THE REQUEST:
Go through the listing below and gather every line with the word "price".

Stored entries:
-- Start --
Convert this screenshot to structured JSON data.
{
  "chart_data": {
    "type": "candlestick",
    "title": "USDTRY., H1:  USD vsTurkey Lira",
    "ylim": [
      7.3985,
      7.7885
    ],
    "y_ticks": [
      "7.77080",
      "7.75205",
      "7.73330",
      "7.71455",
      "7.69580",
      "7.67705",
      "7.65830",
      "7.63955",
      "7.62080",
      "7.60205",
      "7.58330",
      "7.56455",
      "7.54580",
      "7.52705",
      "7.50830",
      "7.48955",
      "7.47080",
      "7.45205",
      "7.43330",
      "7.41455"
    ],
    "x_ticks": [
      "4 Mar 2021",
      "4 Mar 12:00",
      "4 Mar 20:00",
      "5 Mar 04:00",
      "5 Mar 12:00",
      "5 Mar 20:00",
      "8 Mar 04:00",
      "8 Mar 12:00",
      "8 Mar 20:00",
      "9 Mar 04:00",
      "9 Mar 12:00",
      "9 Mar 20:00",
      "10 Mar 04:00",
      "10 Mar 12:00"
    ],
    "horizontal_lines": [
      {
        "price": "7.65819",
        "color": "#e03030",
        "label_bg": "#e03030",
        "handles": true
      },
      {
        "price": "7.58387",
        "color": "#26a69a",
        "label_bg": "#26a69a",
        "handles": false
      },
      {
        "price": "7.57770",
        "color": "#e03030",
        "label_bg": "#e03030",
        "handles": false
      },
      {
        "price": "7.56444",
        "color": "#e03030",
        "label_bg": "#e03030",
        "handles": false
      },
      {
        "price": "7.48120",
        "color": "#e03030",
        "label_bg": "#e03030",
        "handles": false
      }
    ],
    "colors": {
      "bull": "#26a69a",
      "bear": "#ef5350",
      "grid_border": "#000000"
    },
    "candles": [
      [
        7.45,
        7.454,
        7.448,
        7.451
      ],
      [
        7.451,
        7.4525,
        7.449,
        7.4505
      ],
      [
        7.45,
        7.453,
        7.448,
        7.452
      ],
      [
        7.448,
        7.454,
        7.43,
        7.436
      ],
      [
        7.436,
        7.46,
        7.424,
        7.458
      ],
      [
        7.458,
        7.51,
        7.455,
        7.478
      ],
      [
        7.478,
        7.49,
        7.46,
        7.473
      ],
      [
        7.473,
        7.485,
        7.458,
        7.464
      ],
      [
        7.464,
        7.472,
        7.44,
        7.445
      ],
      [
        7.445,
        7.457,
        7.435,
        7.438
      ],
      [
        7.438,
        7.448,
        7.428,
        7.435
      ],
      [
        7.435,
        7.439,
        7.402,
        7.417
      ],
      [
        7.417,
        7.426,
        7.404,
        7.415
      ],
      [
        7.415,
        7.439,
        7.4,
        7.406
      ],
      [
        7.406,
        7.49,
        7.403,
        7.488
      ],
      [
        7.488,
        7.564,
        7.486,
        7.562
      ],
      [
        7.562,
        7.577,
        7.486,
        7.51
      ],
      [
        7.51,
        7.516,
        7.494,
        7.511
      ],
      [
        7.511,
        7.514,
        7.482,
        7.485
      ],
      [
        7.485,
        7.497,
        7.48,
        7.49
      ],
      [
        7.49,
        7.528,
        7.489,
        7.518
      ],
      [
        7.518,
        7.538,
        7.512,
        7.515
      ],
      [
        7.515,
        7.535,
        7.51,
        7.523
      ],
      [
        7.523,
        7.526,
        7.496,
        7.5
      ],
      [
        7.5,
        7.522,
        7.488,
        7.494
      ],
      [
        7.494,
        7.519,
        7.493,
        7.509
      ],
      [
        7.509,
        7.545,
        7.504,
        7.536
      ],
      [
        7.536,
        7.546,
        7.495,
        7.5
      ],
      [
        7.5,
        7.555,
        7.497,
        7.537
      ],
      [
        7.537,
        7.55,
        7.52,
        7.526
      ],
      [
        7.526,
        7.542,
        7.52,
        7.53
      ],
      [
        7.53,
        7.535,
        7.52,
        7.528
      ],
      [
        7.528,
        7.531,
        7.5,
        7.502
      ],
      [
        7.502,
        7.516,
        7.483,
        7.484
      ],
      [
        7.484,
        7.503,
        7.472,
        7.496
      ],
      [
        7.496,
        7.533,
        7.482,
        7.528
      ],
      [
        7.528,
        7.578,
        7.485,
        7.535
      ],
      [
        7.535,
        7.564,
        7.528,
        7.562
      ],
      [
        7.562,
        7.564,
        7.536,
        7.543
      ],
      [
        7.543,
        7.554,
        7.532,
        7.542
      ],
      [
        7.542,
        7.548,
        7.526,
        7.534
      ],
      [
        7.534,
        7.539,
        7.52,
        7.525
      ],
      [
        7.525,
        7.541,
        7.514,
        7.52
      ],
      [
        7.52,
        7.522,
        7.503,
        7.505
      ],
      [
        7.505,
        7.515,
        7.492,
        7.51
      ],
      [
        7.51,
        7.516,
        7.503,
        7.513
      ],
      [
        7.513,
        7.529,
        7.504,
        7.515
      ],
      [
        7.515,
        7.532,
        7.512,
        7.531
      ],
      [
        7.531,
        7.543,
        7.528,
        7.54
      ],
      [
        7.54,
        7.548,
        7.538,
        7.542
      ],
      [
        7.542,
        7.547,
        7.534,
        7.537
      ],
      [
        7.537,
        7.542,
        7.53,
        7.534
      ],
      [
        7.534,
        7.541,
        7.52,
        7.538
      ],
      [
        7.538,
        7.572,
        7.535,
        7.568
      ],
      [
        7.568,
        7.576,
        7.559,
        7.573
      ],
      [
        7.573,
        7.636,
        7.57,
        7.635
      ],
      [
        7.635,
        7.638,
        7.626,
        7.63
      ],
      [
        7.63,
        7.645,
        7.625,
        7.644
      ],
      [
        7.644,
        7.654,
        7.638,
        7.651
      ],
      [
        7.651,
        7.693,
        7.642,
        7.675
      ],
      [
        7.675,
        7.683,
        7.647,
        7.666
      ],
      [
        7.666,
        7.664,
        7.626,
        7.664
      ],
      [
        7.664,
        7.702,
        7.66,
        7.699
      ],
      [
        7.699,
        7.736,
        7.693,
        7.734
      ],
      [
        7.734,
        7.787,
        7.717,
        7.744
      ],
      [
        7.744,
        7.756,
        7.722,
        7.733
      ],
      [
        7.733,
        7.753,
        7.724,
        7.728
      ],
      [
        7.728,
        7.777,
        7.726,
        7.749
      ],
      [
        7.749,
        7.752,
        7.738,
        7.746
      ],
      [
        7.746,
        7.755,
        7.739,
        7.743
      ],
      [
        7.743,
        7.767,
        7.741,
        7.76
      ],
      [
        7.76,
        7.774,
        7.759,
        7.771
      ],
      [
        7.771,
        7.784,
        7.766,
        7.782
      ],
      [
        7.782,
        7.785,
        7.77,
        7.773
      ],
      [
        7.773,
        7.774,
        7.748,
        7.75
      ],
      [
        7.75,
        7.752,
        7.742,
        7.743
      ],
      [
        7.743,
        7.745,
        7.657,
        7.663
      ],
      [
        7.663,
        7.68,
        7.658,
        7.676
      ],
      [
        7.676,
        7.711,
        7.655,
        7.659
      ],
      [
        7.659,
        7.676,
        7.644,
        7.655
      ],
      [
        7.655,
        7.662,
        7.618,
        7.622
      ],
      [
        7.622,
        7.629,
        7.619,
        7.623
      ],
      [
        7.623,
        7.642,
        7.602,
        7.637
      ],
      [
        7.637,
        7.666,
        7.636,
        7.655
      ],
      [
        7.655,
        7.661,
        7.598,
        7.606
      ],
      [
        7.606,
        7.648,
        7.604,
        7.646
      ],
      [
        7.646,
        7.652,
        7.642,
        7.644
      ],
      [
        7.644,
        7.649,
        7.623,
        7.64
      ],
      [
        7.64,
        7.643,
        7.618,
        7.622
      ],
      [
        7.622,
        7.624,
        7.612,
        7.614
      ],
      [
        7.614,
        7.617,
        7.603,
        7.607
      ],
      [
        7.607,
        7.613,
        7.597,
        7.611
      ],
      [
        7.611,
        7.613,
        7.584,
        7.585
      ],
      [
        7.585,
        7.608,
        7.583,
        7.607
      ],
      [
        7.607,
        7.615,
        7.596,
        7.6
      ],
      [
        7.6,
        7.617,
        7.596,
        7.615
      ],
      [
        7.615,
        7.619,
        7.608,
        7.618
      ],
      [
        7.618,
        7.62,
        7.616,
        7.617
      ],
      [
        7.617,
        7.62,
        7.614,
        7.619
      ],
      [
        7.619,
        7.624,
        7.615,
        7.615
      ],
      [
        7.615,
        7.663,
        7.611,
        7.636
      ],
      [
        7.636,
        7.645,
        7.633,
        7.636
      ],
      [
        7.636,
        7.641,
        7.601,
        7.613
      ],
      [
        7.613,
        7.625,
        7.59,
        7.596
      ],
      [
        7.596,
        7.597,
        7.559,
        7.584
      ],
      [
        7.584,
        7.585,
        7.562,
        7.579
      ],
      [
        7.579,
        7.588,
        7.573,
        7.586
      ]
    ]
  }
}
-- End --
COMPLETE ANSWER:
        "price": "7.65819",
        "price": "7.58387",
        "price": "7.57770",
        "price": "7.56444",
        "price": "7.48120",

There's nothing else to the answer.